Find every line in the rows below that contains the string "Enumerate", matching case exactly, and copy each of those lines.

_ _ _ _

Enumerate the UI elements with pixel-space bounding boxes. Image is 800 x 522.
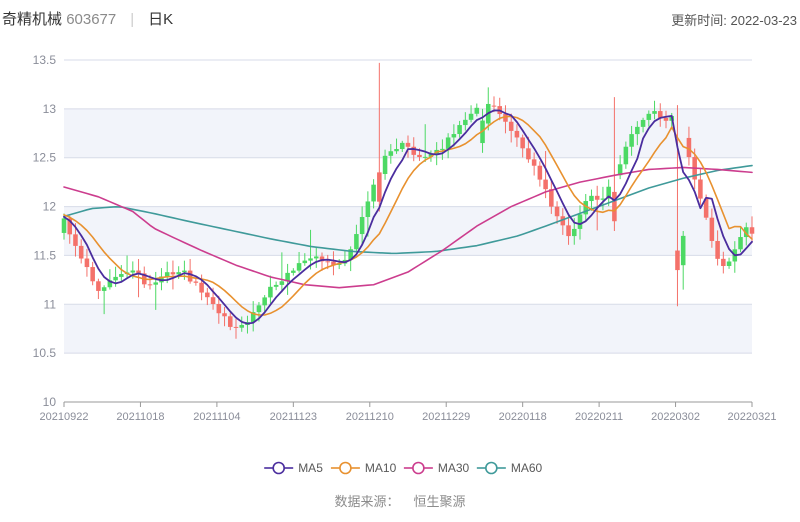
svg-text:12.5: 12.5 bbox=[33, 151, 57, 165]
svg-text:20211104: 20211104 bbox=[193, 411, 240, 423]
svg-text:MA10: MA10 bbox=[365, 461, 397, 475]
svg-text:10.5: 10.5 bbox=[33, 346, 57, 360]
svg-text:MA60: MA60 bbox=[511, 461, 543, 475]
svg-text:13: 13 bbox=[43, 102, 57, 116]
svg-text:20211229: 20211229 bbox=[422, 411, 470, 423]
svg-text:20211123: 20211123 bbox=[270, 411, 317, 423]
svg-text:MA5: MA5 bbox=[298, 461, 323, 475]
svg-text:20211210: 20211210 bbox=[346, 411, 394, 423]
svg-text:12: 12 bbox=[43, 200, 57, 214]
svg-text:11: 11 bbox=[44, 297, 57, 311]
svg-text:13.5: 13.5 bbox=[33, 53, 57, 67]
svg-text:数据来源：恒生聚源: 数据来源： 恒生聚源 bbox=[334, 494, 465, 509]
svg-text:11.5: 11.5 bbox=[34, 248, 57, 262]
svg-text:20211018: 20211018 bbox=[116, 411, 164, 423]
svg-text:20220302: 20220302 bbox=[651, 411, 700, 423]
svg-text:20220118: 20220118 bbox=[499, 411, 547, 423]
svg-text:20220211: 20220211 bbox=[575, 411, 623, 423]
svg-text:20220321: 20220321 bbox=[728, 411, 777, 423]
svg-text:20210922: 20210922 bbox=[40, 411, 89, 423]
svg-text:10: 10 bbox=[43, 395, 57, 409]
svg-text:MA30: MA30 bbox=[438, 461, 470, 475]
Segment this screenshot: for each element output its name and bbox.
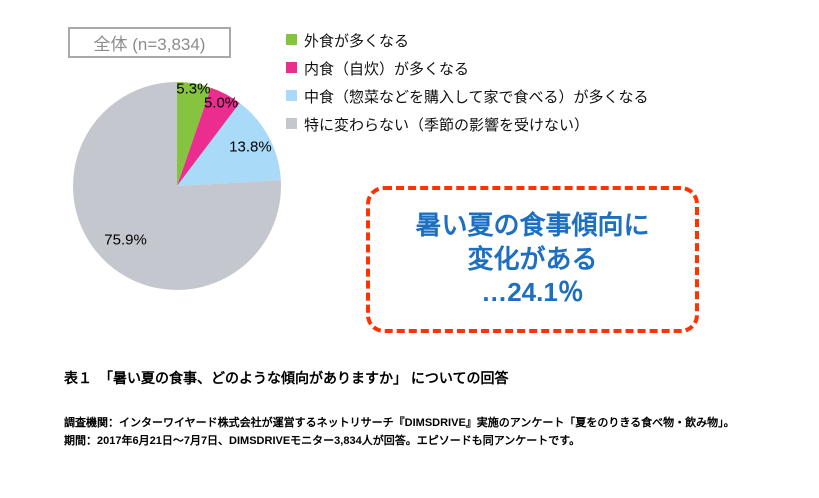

_ _ _ _

ANSWER TO THIS TASK:
Enumerate the UI elements with pixel-space bounding boxes. Image is 800 x 522.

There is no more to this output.